Check each line of the listing below for the string "text", and copy the ones that have it.

RECORDED INFORMATION

★ ★ ★

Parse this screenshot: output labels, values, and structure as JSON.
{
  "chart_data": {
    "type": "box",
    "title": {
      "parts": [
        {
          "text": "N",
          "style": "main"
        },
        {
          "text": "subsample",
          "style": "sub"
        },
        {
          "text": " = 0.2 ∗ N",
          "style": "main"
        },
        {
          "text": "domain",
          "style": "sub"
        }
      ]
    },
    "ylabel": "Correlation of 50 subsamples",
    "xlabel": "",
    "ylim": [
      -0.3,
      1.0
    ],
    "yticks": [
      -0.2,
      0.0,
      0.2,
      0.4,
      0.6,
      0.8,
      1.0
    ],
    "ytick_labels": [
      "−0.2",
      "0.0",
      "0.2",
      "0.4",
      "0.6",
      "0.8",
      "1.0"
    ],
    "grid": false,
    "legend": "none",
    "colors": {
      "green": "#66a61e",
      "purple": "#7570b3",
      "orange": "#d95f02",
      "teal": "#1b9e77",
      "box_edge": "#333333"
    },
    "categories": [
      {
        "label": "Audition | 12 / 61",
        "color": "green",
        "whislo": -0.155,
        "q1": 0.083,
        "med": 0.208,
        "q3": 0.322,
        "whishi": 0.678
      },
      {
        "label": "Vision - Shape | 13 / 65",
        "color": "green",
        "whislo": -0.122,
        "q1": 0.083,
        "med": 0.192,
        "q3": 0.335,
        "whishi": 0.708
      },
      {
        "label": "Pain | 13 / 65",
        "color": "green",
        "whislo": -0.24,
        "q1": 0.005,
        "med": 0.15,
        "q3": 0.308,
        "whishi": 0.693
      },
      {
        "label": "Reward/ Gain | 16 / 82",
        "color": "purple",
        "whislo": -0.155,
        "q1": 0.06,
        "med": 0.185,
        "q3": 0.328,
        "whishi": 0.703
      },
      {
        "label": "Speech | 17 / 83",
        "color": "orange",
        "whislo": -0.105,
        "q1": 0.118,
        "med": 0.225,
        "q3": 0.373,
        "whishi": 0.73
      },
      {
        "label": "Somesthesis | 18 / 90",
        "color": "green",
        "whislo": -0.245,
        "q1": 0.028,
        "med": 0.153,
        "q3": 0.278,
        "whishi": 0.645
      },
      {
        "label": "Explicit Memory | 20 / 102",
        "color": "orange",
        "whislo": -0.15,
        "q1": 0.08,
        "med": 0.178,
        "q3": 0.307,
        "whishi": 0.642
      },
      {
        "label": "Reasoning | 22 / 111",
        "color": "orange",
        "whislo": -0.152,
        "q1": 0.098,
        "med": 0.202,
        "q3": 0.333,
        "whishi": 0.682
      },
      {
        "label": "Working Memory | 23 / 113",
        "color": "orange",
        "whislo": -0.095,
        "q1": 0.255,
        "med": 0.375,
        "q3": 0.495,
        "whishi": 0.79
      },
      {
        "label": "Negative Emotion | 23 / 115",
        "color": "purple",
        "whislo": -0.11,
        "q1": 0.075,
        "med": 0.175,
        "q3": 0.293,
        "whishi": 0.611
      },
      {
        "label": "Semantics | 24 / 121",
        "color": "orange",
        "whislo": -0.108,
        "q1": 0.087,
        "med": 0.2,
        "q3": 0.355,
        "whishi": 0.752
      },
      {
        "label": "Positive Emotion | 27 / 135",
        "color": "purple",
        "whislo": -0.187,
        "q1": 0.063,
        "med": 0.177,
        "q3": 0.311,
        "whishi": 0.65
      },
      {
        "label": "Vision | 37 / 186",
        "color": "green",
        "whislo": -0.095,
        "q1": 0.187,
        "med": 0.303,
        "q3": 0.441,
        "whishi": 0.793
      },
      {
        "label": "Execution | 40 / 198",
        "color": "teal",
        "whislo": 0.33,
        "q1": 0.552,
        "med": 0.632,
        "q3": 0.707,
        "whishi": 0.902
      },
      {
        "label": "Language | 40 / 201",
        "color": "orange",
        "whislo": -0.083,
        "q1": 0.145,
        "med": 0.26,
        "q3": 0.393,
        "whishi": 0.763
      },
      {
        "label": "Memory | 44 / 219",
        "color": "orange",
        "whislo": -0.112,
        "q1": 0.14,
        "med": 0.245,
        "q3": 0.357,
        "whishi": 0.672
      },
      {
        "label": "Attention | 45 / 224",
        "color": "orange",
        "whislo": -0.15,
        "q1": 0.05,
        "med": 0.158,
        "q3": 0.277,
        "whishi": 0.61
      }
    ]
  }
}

★ ★ ★

TASK RESULT
          "text": "N",
          "text": "subsample",
          "text": " = 0.2 ∗ N",
          "text": "domain",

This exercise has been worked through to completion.